Task – Review the listing and copy each line that holds the word "xlabel".

Dataset extract –

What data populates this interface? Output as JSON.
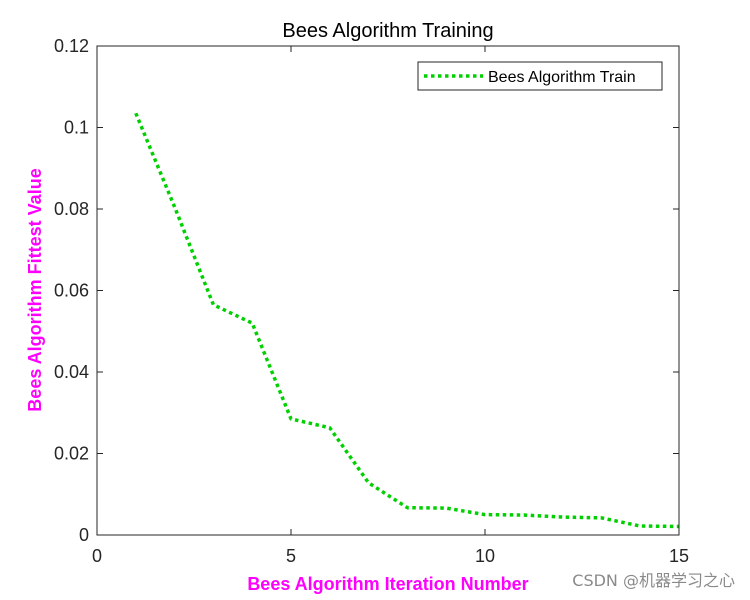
{
  "chart_data": {
    "type": "line",
    "title": "Bees Algorithm Training",
    "xlabel": "Bees Algorithm Iteration Number",
    "ylabel": "Bees Algorithm Fittest Value",
    "xlim": [
      0,
      15
    ],
    "ylim": [
      0,
      0.12
    ],
    "xticks": [
      0,
      5,
      10,
      15
    ],
    "yticks": [
      0,
      0.02,
      0.04,
      0.06,
      0.08,
      0.1,
      0.12
    ],
    "xtick_labels": [
      "0",
      "5",
      "10",
      "15"
    ],
    "ytick_labels": [
      "0",
      "0.02",
      "0.04",
      "0.06",
      "0.08",
      "0.1",
      "0.12"
    ],
    "grid": false,
    "legend_position": "top-right",
    "series": [
      {
        "name": "Bees Algorithm Train",
        "color": "#00d000",
        "line_style": "dotted",
        "x": [
          1,
          2,
          3,
          4,
          5,
          6,
          7,
          8,
          9,
          10,
          11,
          12,
          13,
          14,
          15
        ],
        "y": [
          0.1035,
          0.0805,
          0.0565,
          0.052,
          0.0285,
          0.0263,
          0.0128,
          0.0067,
          0.0066,
          0.005,
          0.0049,
          0.0044,
          0.0042,
          0.0022,
          0.0021
        ]
      }
    ]
  },
  "watermark": "CSDN @机器学习之心"
}
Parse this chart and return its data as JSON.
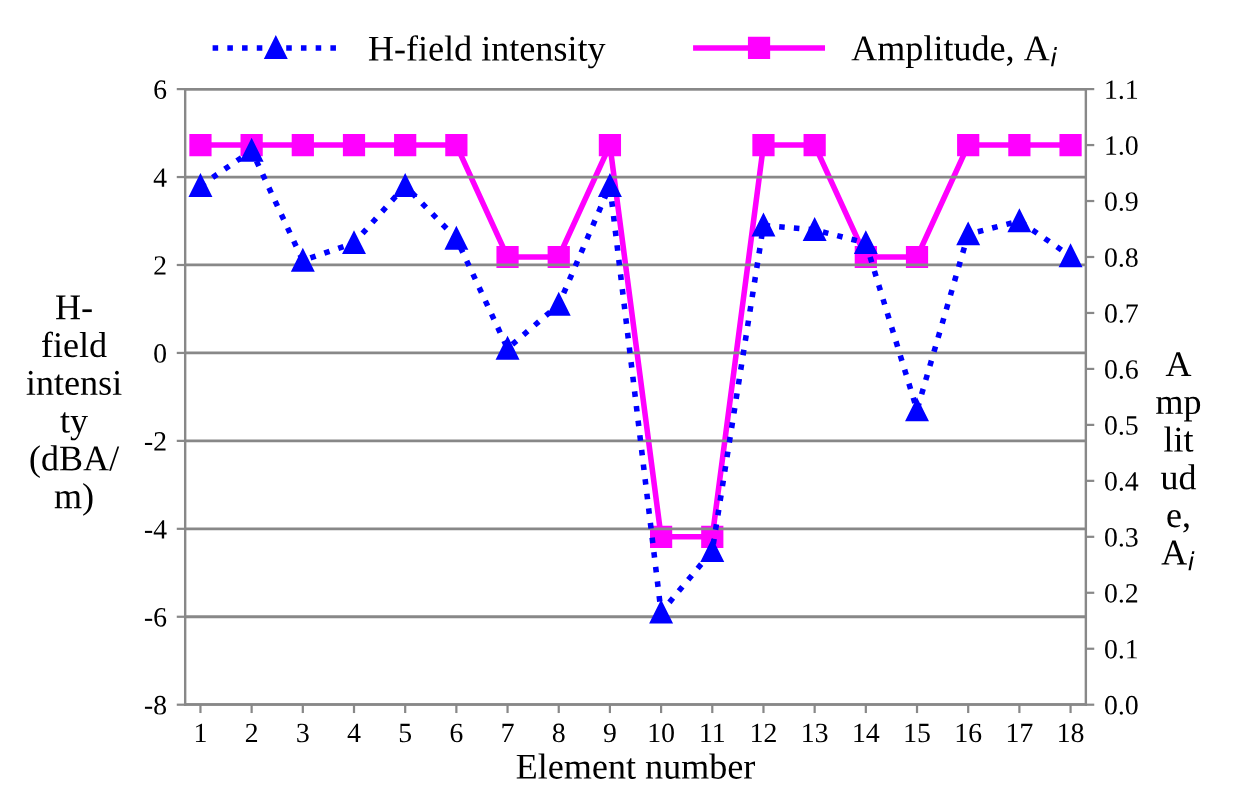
{
  "chart_data": {
    "type": "line",
    "xlabel": "Element number",
    "ylabel": "H-\nfield\nintensi\nty\n(dBA/\nm)",
    "y2label": "A\nmp\nlit\nud\ne,\nA$_{i}$",
    "categories": [
      "1",
      "2",
      "3",
      "4",
      "5",
      "6",
      "7",
      "8",
      "9",
      "10",
      "11",
      "12",
      "13",
      "14",
      "15",
      "16",
      "17",
      "18"
    ],
    "series": [
      {
        "name": "H-field intensity",
        "color": "#0000ff",
        "marker": "triangle",
        "line_style": "dotted",
        "values": [
          3.8,
          4.6,
          2.1,
          2.5,
          3.8,
          2.6,
          0.1,
          1.1,
          3.8,
          -5.9,
          -4.5,
          2.9,
          2.8,
          2.5,
          -1.3,
          2.7,
          3.0,
          2.2
        ]
      },
      {
        "name": "Amplitude, A$_{i}$",
        "color": "#ff00ff",
        "marker": "square",
        "line_style": "solid",
        "axis": "y2",
        "values": [
          1.0,
          1.0,
          1.0,
          1.0,
          1.0,
          1.0,
          0.8,
          0.8,
          1.0,
          0.3,
          0.3,
          1.0,
          1.0,
          0.8,
          0.8,
          1.0,
          1.0,
          1.0
        ]
      }
    ],
    "ylim": [
      -8,
      6
    ],
    "yticks": [
      -8,
      -6,
      -4,
      -2,
      0,
      2,
      4,
      6
    ],
    "y2lim": [
      0.0,
      1.1
    ],
    "y2ticks": [
      {
        "value": 0.0,
        "label": "0.0"
      },
      {
        "value": 0.1,
        "label": "0.1"
      },
      {
        "value": 0.2,
        "label": "0.2"
      },
      {
        "value": 0.3,
        "label": "0.3"
      },
      {
        "value": 0.4,
        "label": "0.4"
      },
      {
        "value": 0.5,
        "label": "0.5"
      },
      {
        "value": 0.6,
        "label": "0.6"
      },
      {
        "value": 0.7,
        "label": "0.7"
      },
      {
        "value": 0.8,
        "label": "0.8"
      },
      {
        "value": 0.9,
        "label": "0.9"
      },
      {
        "value": 1.0,
        "label": "1.0"
      },
      {
        "value": 1.1,
        "label": "1.1"
      }
    ],
    "grid": "y",
    "legend": "top"
  }
}
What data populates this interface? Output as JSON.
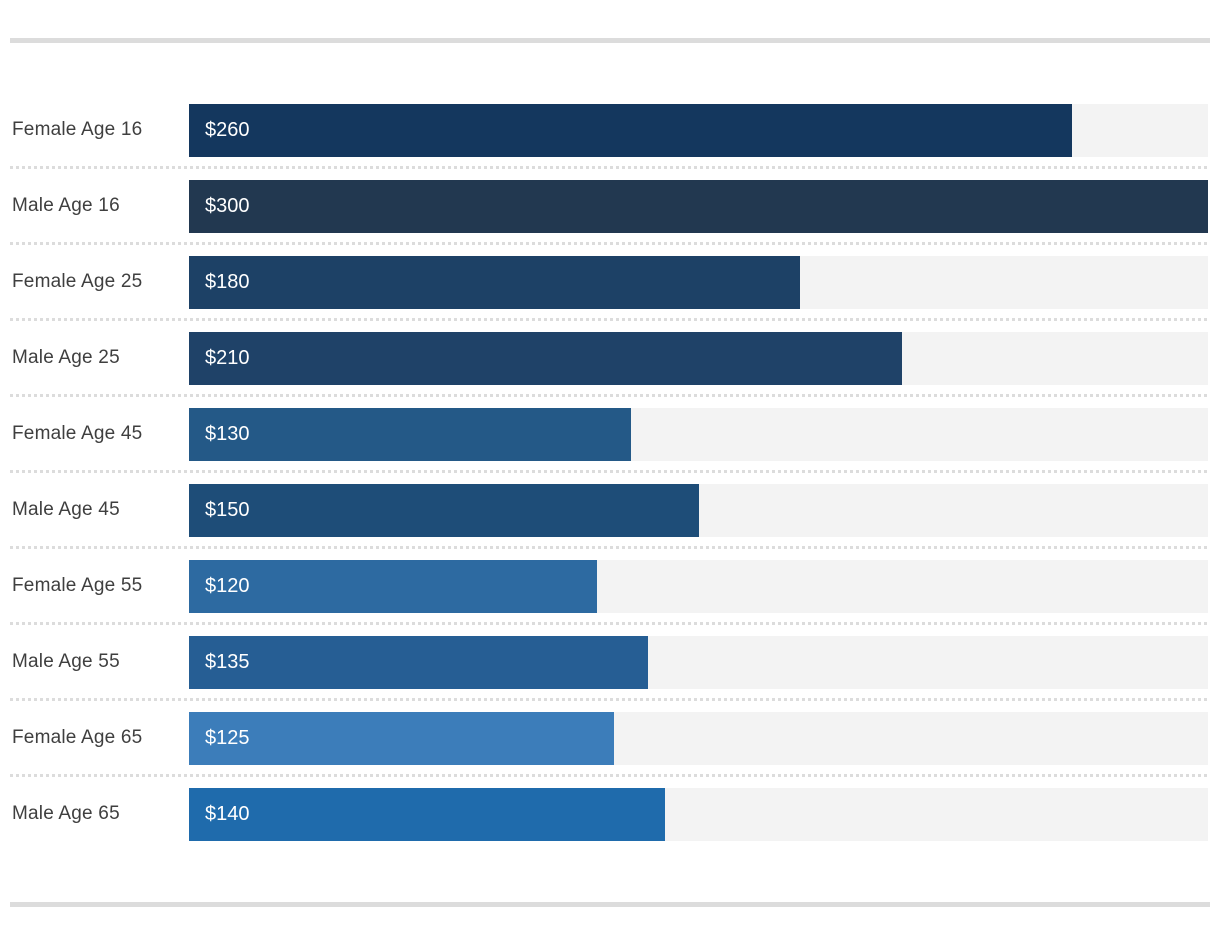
{
  "chart_data": {
    "type": "bar",
    "orientation": "horizontal",
    "title": "",
    "xlabel": "",
    "ylabel": "",
    "categories": [
      "Female Age 16",
      "Male Age 16",
      "Female Age 25",
      "Male Age 25",
      "Female Age 45",
      "Male Age 45",
      "Female Age 55",
      "Male Age 55",
      "Female Age 65",
      "Male Age 65"
    ],
    "values": [
      260,
      300,
      180,
      210,
      130,
      150,
      120,
      135,
      125,
      140
    ],
    "data_labels": [
      "$260",
      "$300",
      "$180",
      "$210",
      "$130",
      "$150",
      "$120",
      "$135",
      "$125",
      "$140"
    ],
    "xlim": [
      0,
      300
    ],
    "grid": false,
    "legend": false,
    "bar_colors": [
      "#14375e",
      "#223850",
      "#1d4166",
      "#1f4268",
      "#245987",
      "#1e4d78",
      "#2d6aa1",
      "#265e94",
      "#3c7dba",
      "#1f6bac"
    ],
    "track_color": "#f3f3f3"
  },
  "style_colors": {
    "divider": "#dcdcdc",
    "row_separator_dots": "#dcdcdc",
    "category_label_text": "#3f3f3f",
    "value_label_text": "#ffffff",
    "background": "#ffffff"
  }
}
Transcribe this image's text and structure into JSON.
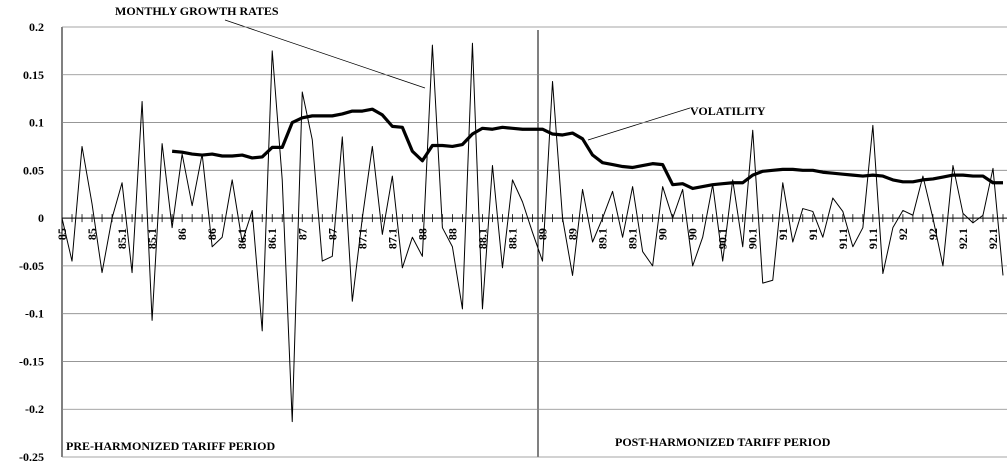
{
  "chart_data": {
    "type": "line",
    "annotations": [
      "MONTHLY GROWTH RATES",
      "VOLATILITY",
      "PRE-HARMONIZED TARIFF PERIOD",
      "POST-HARMONIZED TARIFF PERIOD"
    ],
    "categories": [
      "85",
      null,
      null,
      "85",
      null,
      null,
      "85.1",
      null,
      null,
      "85.1",
      null,
      null,
      "86",
      null,
      null,
      "86",
      null,
      null,
      "86.1",
      null,
      null,
      "86.1",
      null,
      null,
      "87",
      null,
      null,
      "87",
      null,
      null,
      "87.1",
      null,
      null,
      "87.1",
      null,
      null,
      "88",
      null,
      null,
      "88",
      null,
      null,
      "88.1",
      null,
      null,
      "88.1",
      null,
      null,
      "89",
      null,
      null,
      "89",
      null,
      null,
      "89.1",
      null,
      null,
      "89.1",
      null,
      null,
      "90",
      null,
      null,
      "90",
      null,
      null,
      "90.1",
      null,
      null,
      "90.1",
      null,
      null,
      "91",
      null,
      null,
      "91",
      null,
      null,
      "91.1",
      null,
      null,
      "91.1",
      null,
      null,
      "92",
      null,
      null,
      "92",
      null,
      null,
      "92.1",
      null,
      null,
      "92.1",
      null
    ],
    "series": [
      {
        "name": "MONTHLY GROWTH RATES",
        "color": "#000000",
        "values": [
          0.0,
          -0.045,
          0.075,
          0.015,
          -0.057,
          0.0,
          0.037,
          -0.057,
          0.122,
          -0.107,
          0.078,
          -0.01,
          0.067,
          0.013,
          0.067,
          -0.03,
          -0.02,
          0.04,
          -0.025,
          0.008,
          -0.118,
          0.175,
          0.04,
          -0.213,
          0.132,
          0.082,
          -0.045,
          -0.04,
          0.085,
          -0.087,
          0.0,
          0.075,
          -0.017,
          0.044,
          -0.052,
          -0.02,
          -0.04,
          0.181,
          -0.01,
          -0.03,
          -0.095,
          0.183,
          -0.095,
          0.055,
          -0.052,
          0.04,
          0.017,
          -0.015,
          -0.045,
          0.143,
          0.0,
          -0.06,
          0.03,
          -0.025,
          0.0,
          0.028,
          -0.02,
          0.033,
          -0.035,
          -0.05,
          0.033,
          0.0,
          0.03,
          -0.05,
          -0.02,
          0.035,
          -0.045,
          0.04,
          -0.03,
          0.092,
          -0.068,
          -0.065,
          0.037,
          -0.025,
          0.01,
          0.007,
          -0.02,
          0.021,
          0.007,
          -0.03,
          -0.01,
          0.097,
          -0.058,
          -0.01,
          0.008,
          0.003,
          0.044,
          0.0,
          -0.05,
          0.055,
          0.005,
          -0.005,
          0.003,
          0.052,
          -0.06
        ]
      },
      {
        "name": "VOLATILITY",
        "color": "#000000",
        "values": [
          null,
          null,
          null,
          null,
          null,
          null,
          null,
          null,
          null,
          null,
          null,
          0.07,
          0.069,
          0.067,
          0.066,
          0.067,
          0.065,
          0.065,
          0.066,
          0.063,
          0.064,
          0.074,
          0.074,
          0.1,
          0.105,
          0.107,
          0.107,
          0.107,
          0.109,
          0.112,
          0.112,
          0.114,
          0.108,
          0.096,
          0.095,
          0.07,
          0.06,
          0.076,
          0.076,
          0.075,
          0.077,
          0.088,
          0.094,
          0.093,
          0.095,
          0.094,
          0.093,
          0.093,
          0.093,
          0.088,
          0.087,
          0.089,
          0.083,
          0.066,
          0.058,
          0.056,
          0.054,
          0.053,
          0.055,
          0.057,
          0.056,
          0.035,
          0.036,
          0.031,
          0.033,
          0.035,
          0.036,
          0.037,
          0.037,
          0.045,
          0.049,
          0.05,
          0.051,
          0.051,
          0.05,
          0.05,
          0.048,
          0.047,
          0.046,
          0.045,
          0.044,
          0.045,
          0.044,
          0.04,
          0.038,
          0.038,
          0.04,
          0.041,
          0.043,
          0.045,
          0.045,
          0.044,
          0.044,
          0.037,
          0.037
        ]
      }
    ],
    "ylim": [
      -0.25,
      0.2
    ],
    "yticks": [
      -0.25,
      -0.2,
      -0.15,
      -0.1,
      -0.05,
      0,
      0.05,
      0.1,
      0.15,
      0.2
    ],
    "grid": true
  }
}
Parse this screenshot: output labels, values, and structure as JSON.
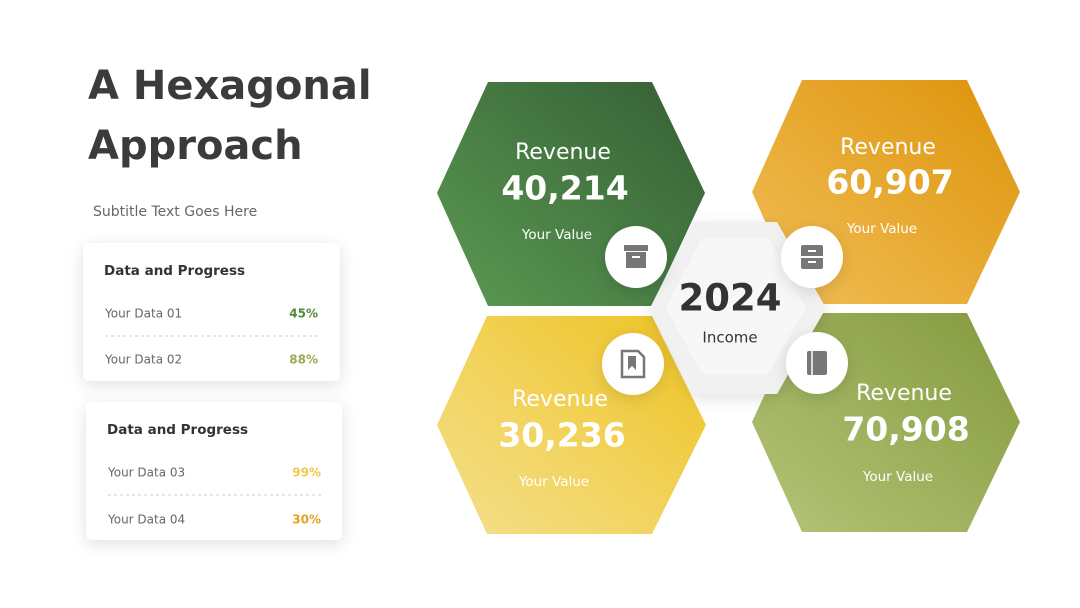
{
  "title": {
    "line1": "A Hexagonal",
    "line2": "Approach"
  },
  "subtitle": "Subtitle Text Goes Here",
  "cards": [
    {
      "heading": "Data and Progress",
      "rows": [
        {
          "label": "Your Data 01",
          "value": "45%"
        },
        {
          "label": "Your Data 02",
          "value": "88%"
        }
      ]
    },
    {
      "heading": "Data and Progress",
      "rows": [
        {
          "label": "Your Data 03",
          "value": "99%"
        },
        {
          "label": "Your Data 04",
          "value": "30%"
        }
      ]
    }
  ],
  "hexagons": [
    {
      "label": "Revenue",
      "value": "40,214",
      "caption": "Your Value"
    },
    {
      "label": "Revenue",
      "value": "60,907",
      "caption": "Your Value"
    },
    {
      "label": "Revenue",
      "value": "30,236",
      "caption": "Your Value"
    },
    {
      "label": "Revenue",
      "value": "70,908",
      "caption": "Your Value"
    }
  ],
  "center": {
    "year": "2024",
    "label": "Income"
  }
}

Response below –
    "xlabel": "Bees Algorithm Iteration Number",
    "xlabel": "Element number",
    "xlabel": "",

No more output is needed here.